Galen Buckwalter, a 69-year-old research psychologist paralysed from the chest down since a diving accident at sixteen, has become what may be the first person to perform and record music generated entirely by brain implants.

Buckwalter enrolled in a brain-computer interface study at the California Institute of Technology in 2024 and underwent a craniotomy to receive six Blackrock Neurotech Utah arrays, each carrying 64 microelectrodes, across his motor, sensory and frontal cortices. The 384-channel setup is unusual: most BCI trials place arrays only in motor cortex. The broader coverage gives researchers at Caltech and the University of Southern California, led by neuroscientist Richard Andersen, simultaneous access to movement intent, somatosensory feedback and higher-order cognitive signals.

The clinical aims of the study have already yielded results. Buckwalter can control a virtual hand with his thoughts, moving two fingers and a thumb. Stimulation through the sensory arrays has restored touch sensations in digits that had been numb for decades. Internal-speech recognition is also under development.

The music project began as a side question. Before surgery, Buckwalter had seen a viral clip of biosonified mushrooms whose electrical activity was converted into chirping audio. He asked the Caltech team whether something similar could be done with his neural signals. Sean Darcy, a graduate student in the lab, took it on, writing custom software that maps neuronal firing patterns to musical pitch in real time. Higher neural activity raises the tone; suppression lowers it. Darcy later layered a virtual keyboard on top of the continuous control, so tones only sound when activity crosses a threshold and cut off when it drops, giving Buckwalter something closer to a playable instrument than a raw data stream.

The system currently supports two simultaneous tones, which Buckwalter controls by imagining movements of different body parts. He describes the experience of playing multiple parts as like “rubbing your head and patting your stomach.” The connection between neurons and channels is unstable, requiring daily recalibration before each session. During recording, Darcy acts as a live engineer, adjusting parameters while Buckwalter performs.

_Collected data_
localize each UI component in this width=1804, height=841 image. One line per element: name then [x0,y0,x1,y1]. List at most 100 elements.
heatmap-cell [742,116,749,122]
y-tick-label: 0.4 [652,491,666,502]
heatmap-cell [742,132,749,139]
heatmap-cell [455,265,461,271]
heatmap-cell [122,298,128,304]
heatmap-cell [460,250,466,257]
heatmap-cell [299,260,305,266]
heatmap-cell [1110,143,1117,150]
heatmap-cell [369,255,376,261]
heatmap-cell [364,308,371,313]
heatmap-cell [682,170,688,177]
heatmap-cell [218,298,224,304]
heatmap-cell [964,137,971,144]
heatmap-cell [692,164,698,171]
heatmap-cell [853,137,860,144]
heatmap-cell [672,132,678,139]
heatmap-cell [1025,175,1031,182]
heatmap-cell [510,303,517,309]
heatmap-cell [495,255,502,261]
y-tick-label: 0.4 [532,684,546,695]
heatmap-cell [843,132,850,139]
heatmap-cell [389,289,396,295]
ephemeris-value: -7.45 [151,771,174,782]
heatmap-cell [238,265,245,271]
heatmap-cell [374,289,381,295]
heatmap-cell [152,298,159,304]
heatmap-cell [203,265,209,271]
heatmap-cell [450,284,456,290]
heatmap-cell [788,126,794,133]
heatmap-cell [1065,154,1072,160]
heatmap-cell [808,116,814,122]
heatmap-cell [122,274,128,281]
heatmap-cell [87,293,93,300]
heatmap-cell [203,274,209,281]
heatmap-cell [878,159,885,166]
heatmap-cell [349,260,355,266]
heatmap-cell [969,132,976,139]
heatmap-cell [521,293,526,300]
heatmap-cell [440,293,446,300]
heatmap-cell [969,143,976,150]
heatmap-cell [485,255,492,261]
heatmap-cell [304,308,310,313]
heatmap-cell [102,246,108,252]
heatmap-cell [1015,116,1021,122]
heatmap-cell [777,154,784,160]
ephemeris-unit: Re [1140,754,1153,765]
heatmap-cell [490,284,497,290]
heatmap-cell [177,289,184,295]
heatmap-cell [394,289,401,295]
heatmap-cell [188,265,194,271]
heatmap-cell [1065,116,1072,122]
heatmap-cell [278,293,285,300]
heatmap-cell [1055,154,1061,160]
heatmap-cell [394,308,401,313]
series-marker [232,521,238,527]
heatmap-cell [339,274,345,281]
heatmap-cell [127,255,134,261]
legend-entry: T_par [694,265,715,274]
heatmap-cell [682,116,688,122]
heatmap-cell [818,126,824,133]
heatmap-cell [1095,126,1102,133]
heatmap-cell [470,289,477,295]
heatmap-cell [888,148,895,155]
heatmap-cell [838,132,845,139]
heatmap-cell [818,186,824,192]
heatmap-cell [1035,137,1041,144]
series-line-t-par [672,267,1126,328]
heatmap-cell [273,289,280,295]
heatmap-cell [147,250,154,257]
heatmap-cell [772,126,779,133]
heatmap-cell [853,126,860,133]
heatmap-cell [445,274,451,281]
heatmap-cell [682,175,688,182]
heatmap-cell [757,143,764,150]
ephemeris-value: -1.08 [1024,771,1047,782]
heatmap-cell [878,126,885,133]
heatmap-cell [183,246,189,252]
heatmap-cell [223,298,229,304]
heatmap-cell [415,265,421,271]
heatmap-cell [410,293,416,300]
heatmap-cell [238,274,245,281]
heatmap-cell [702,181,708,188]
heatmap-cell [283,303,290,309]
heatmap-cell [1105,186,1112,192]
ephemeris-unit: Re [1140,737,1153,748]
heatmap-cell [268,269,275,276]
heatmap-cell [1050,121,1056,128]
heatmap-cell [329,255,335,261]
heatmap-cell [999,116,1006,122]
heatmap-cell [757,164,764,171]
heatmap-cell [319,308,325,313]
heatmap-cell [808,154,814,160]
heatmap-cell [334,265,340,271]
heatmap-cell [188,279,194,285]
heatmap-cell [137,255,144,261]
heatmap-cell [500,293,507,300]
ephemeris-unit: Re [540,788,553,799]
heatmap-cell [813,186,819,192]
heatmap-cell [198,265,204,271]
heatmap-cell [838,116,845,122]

_Problem_
Please continue the article about Galen Buckwalter's brain-implant music, picking up after its final sentence.

_Task output_
The results have already made it onto a record. Buckwalter’s Los Angeles punk band, Siggy, which has been active for twenty-nine years, incorporated a lab-generated track into “Wirehead,” the title song of their latest album, released on streaming platforms on 15 March. The ten-track album also features guitarist and clinical psychologist Ryan Howes, bassist and neuropsychologist Deborah Buckwalter, and drummer Paul Netherton.

The work sits at a boundary that BCI research is only beginning to explore. Nearly every implanted neural interface in clinical use today is designed to restore a lost function: typing, cursor control, speech, movement. Buckwalter’s case suggests the same hardware and decoding infrastructure can support creative applications that go well beyond restoration. “Restoration, yeah, that’s first and foremost,” Buckwalter told reporters. “But we’re a lot more than just moving and sensing.”

Blackrock Neurotech’s Utah array remains the most widely implanted intracortical electrode in BCI research, with a track record spanning more than two decades and use in studies at institutions including Brown University, Stanford, and now Caltech. The company has not commented publicly on the music application. Buckwalter is also collaborating with Arizona State University on a “digital clone” trained on his language patterns, another non-clinical use of the interface that suggests the range of applications for high-channel-count implants may be wider than the current generation of trials is designed to test.